[Your task] Every record below is to be restated word for word, and no picture is to be copied.

[Entries from a dataset of interfaces]
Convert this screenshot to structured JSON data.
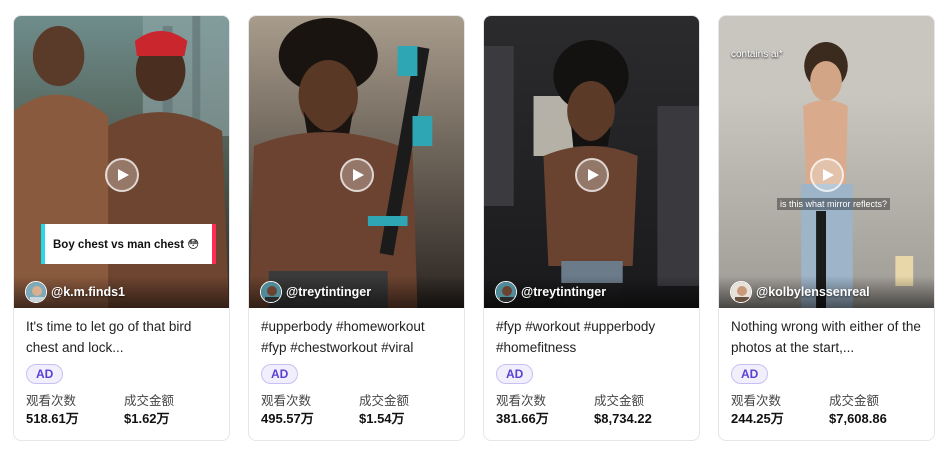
{
  "cards": [
    {
      "handle": "@k.m.finds1",
      "description": "It's time to let go of that bird chest and lock...",
      "ad_label": "AD",
      "overlay_text": "Boy chest vs man chest 😳",
      "views_label": "观看次数",
      "views_value": "518.61万",
      "gmv_label": "成交金额",
      "gmv_value": "$1.62万"
    },
    {
      "handle": "@treytintinger",
      "description": "#upperbody #homeworkout #fyp #chestworkout #viral",
      "ad_label": "AD",
      "views_label": "观看次数",
      "views_value": "495.57万",
      "gmv_label": "成交金额",
      "gmv_value": "$1.54万"
    },
    {
      "handle": "@treytintinger",
      "description": "#fyp #workout #upperbody #homefitness",
      "ad_label": "AD",
      "views_label": "观看次数",
      "views_value": "381.66万",
      "gmv_label": "成交金额",
      "gmv_value": "$8,734.22"
    },
    {
      "handle": "@kolbylenssenreal",
      "description": "Nothing wrong with either of the photos at the start,...",
      "ad_label": "AD",
      "ai_tag": "contains ai*",
      "mirror_text": "is this what mirror reflects?",
      "views_label": "观看次数",
      "views_value": "244.25万",
      "gmv_label": "成交金额",
      "gmv_value": "$7,608.86"
    }
  ],
  "icons": {
    "play": "play-icon"
  },
  "colors": {
    "ad_text": "#5b3fd6",
    "ad_bg": "#f2effd",
    "overlay_cyan": "#25d9e8",
    "overlay_red": "#fe2c55"
  }
}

[Response]
Convert this screenshot to structured JSON data.
{
  "cards": [
    {
      "handle": "@k.m.finds1",
      "description": "It's time to let go of that bird chest and lock...",
      "ad_label": "AD",
      "overlay_text": "Boy chest vs man chest 😳",
      "views_label": "观看次数",
      "views_value": "518.61万",
      "gmv_label": "成交金额",
      "gmv_value": "$1.62万"
    },
    {
      "handle": "@treytintinger",
      "description": "#upperbody #homeworkout #fyp #chestworkout #viral",
      "ad_label": "AD",
      "views_label": "观看次数",
      "views_value": "495.57万",
      "gmv_label": "成交金额",
      "gmv_value": "$1.54万"
    },
    {
      "handle": "@treytintinger",
      "description": "#fyp #workout #upperbody #homefitness",
      "ad_label": "AD",
      "views_label": "观看次数",
      "views_value": "381.66万",
      "gmv_label": "成交金额",
      "gmv_value": "$8,734.22"
    },
    {
      "handle": "@kolbylenssenreal",
      "description": "Nothing wrong with either of the photos at the start,...",
      "ad_label": "AD",
      "ai_tag": "contains ai*",
      "mirror_text": "is this what mirror reflects?",
      "views_label": "观看次数",
      "views_value": "244.25万",
      "gmv_label": "成交金额",
      "gmv_value": "$7,608.86"
    }
  ],
  "icons": {
    "play": "play-icon"
  },
  "colors": {
    "ad_text": "#5b3fd6",
    "ad_bg": "#f2effd",
    "overlay_cyan": "#25d9e8",
    "overlay_red": "#fe2c55"
  }
}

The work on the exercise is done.